-- begin TASK INPUT --
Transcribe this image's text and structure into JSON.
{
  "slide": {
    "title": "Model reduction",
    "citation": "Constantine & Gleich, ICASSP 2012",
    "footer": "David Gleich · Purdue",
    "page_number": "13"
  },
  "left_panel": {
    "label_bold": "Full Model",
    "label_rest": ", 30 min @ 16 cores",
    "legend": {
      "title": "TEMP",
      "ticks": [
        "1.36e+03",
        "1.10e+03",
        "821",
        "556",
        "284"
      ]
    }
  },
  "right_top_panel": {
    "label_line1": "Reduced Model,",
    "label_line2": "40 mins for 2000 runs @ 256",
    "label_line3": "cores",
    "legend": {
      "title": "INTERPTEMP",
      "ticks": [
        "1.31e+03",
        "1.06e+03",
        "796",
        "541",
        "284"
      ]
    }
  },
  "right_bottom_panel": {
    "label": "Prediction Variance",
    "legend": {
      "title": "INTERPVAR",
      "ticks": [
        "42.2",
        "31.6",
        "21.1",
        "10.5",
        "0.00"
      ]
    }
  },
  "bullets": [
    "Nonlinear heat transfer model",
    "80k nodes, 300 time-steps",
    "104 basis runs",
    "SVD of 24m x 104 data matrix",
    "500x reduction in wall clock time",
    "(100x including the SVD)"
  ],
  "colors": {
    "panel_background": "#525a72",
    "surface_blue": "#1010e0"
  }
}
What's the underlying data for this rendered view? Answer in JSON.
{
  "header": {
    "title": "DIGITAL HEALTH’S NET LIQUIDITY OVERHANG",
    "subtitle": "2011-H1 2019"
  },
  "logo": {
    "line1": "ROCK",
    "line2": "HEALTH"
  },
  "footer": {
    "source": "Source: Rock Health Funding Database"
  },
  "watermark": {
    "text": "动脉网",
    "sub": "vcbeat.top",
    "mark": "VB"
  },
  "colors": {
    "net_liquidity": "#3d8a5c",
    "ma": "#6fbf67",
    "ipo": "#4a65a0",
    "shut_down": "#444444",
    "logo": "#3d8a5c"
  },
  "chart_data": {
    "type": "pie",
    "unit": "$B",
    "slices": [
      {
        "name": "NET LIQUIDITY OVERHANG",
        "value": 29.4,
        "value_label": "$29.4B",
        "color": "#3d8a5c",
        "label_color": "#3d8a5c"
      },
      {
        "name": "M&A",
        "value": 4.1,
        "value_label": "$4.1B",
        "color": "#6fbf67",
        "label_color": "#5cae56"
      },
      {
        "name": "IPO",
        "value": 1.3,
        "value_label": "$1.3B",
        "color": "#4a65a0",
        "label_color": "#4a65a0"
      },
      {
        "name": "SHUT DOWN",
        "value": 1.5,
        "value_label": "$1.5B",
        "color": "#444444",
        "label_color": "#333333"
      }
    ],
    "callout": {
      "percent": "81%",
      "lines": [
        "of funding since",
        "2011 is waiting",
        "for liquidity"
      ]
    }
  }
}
-- end TASK INPUT --
TASK GOAL: Transcribe every entry exactly, omitting nothing.

TASK RESULT:
Transcribe this image's text and structure into JSON.
{
  "slide": {
    "title": "Model reduction",
    "citation": "Constantine & Gleich, ICASSP 2012",
    "footer": "David Gleich · Purdue",
    "page_number": "13"
  },
  "left_panel": {
    "label_bold": "Full Model",
    "label_rest": ", 30 min @ 16 cores",
    "legend": {
      "title": "TEMP",
      "ticks": [
        "1.36e+03",
        "1.10e+03",
        "821",
        "556",
        "284"
      ]
    }
  },
  "right_top_panel": {
    "label_line1": "Reduced Model,",
    "label_line2": "40 mins for 2000 runs @ 256",
    "label_line3": "cores",
    "legend": {
      "title": "INTERPTEMP",
      "ticks": [
        "1.31e+03",
        "1.06e+03",
        "796",
        "541",
        "284"
      ]
    }
  },
  "right_bottom_panel": {
    "label": "Prediction Variance",
    "legend": {
      "title": "INTERPVAR",
      "ticks": [
        "42.2",
        "31.6",
        "21.1",
        "10.5",
        "0.00"
      ]
    }
  },
  "bullets": [
    "Nonlinear heat transfer model",
    "80k nodes, 300 time-steps",
    "104 basis runs",
    "SVD of 24m x 104 data matrix",
    "500x reduction in wall clock time",
    "(100x including the SVD)"
  ],
  "colors": {
    "panel_background": "#525a72",
    "surface_blue": "#1010e0"
  }
}
What's the underlying data for this rendered view? Answer in JSON.
{
  "header": {
    "title": "DIGITAL HEALTH’S NET LIQUIDITY OVERHANG",
    "subtitle": "2011-H1 2019"
  },
  "logo": {
    "line1": "ROCK",
    "line2": "HEALTH"
  },
  "footer": {
    "source": "Source: Rock Health Funding Database"
  },
  "watermark": {
    "text": "动脉网",
    "sub": "vcbeat.top",
    "mark": "VB"
  },
  "colors": {
    "net_liquidity": "#3d8a5c",
    "ma": "#6fbf67",
    "ipo": "#4a65a0",
    "shut_down": "#444444",
    "logo": "#3d8a5c"
  },
  "chart_data": {
    "type": "pie",
    "unit": "$B",
    "slices": [
      {
        "name": "NET LIQUIDITY OVERHANG",
        "value": 29.4,
        "value_label": "$29.4B",
        "color": "#3d8a5c",
        "label_color": "#3d8a5c"
      },
      {
        "name": "M&A",
        "value": 4.1,
        "value_label": "$4.1B",
        "color": "#6fbf67",
        "label_color": "#5cae56"
      },
      {
        "name": "IPO",
        "value": 1.3,
        "value_label": "$1.3B",
        "color": "#4a65a0",
        "label_color": "#4a65a0"
      },
      {
        "name": "SHUT DOWN",
        "value": 1.5,
        "value_label": "$1.5B",
        "color": "#444444",
        "label_color": "#333333"
      }
    ],
    "callout": {
      "percent": "81%",
      "lines": [
        "of funding since",
        "2011 is waiting",
        "for liquidity"
      ]
    }
  }
}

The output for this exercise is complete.